> **Saved data entries**
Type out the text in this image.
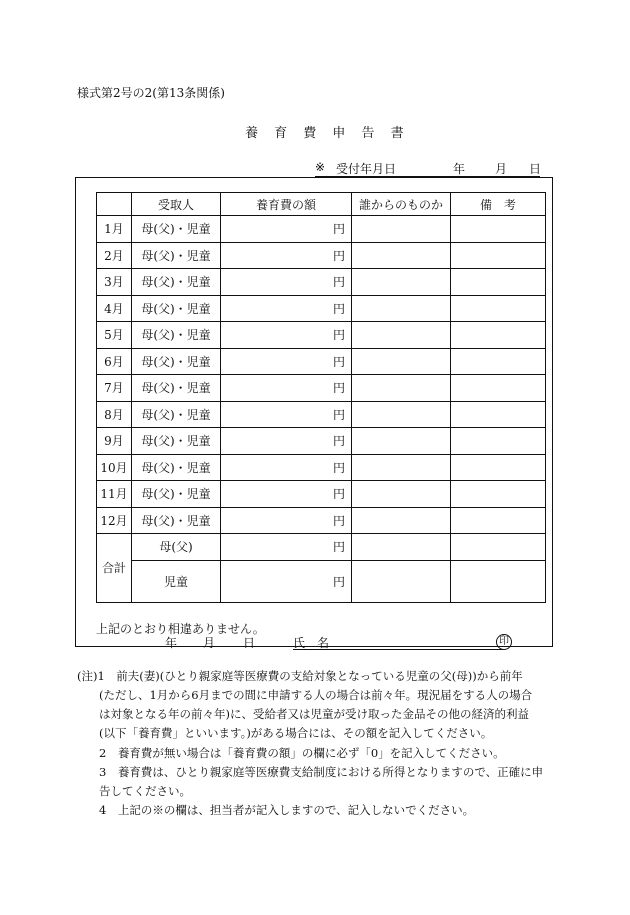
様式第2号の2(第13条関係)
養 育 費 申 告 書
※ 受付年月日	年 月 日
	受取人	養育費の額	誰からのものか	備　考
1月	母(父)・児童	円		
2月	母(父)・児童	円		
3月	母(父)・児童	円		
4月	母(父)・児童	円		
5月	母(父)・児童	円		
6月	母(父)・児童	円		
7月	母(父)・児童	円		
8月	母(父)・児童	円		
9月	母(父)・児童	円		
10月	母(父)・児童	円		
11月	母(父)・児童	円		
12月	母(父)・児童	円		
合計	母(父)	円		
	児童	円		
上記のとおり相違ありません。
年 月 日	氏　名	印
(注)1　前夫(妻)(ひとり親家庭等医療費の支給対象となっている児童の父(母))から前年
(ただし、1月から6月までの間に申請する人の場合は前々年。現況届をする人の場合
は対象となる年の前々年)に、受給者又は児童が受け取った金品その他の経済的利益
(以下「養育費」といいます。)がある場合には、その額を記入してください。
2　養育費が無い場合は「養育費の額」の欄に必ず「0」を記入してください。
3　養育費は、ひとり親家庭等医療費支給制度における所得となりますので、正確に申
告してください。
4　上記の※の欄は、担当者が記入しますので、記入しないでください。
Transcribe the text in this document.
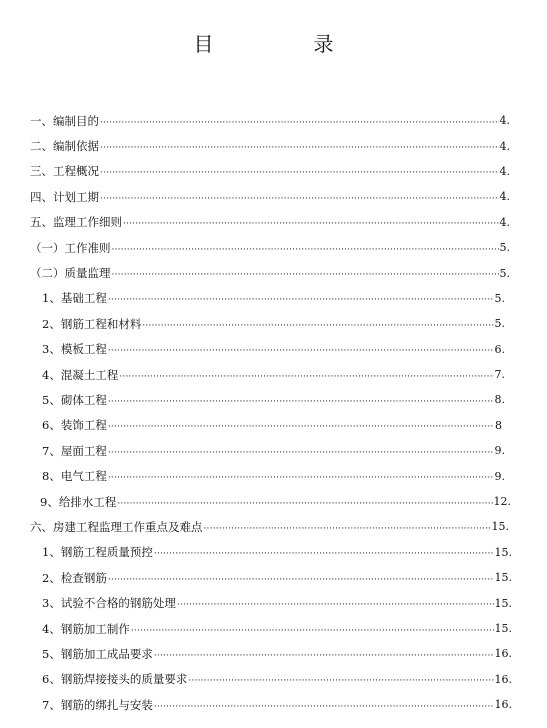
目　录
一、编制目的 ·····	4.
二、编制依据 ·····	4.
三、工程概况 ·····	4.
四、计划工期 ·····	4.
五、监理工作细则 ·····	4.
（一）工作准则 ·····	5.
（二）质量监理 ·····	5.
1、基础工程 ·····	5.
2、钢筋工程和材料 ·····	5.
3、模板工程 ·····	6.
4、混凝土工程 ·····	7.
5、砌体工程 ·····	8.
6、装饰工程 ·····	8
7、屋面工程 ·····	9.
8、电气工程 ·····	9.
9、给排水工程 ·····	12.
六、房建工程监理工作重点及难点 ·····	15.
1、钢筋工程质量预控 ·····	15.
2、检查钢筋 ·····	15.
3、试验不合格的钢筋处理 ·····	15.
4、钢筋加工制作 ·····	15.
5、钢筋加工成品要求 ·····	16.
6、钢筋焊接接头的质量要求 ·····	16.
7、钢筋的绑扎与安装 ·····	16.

> **Stated task**
Locate the string "text" in the listing above and copy every line where it occurs.

> **Solution below**
Type out the text in this image.
Transcribe the text in this document.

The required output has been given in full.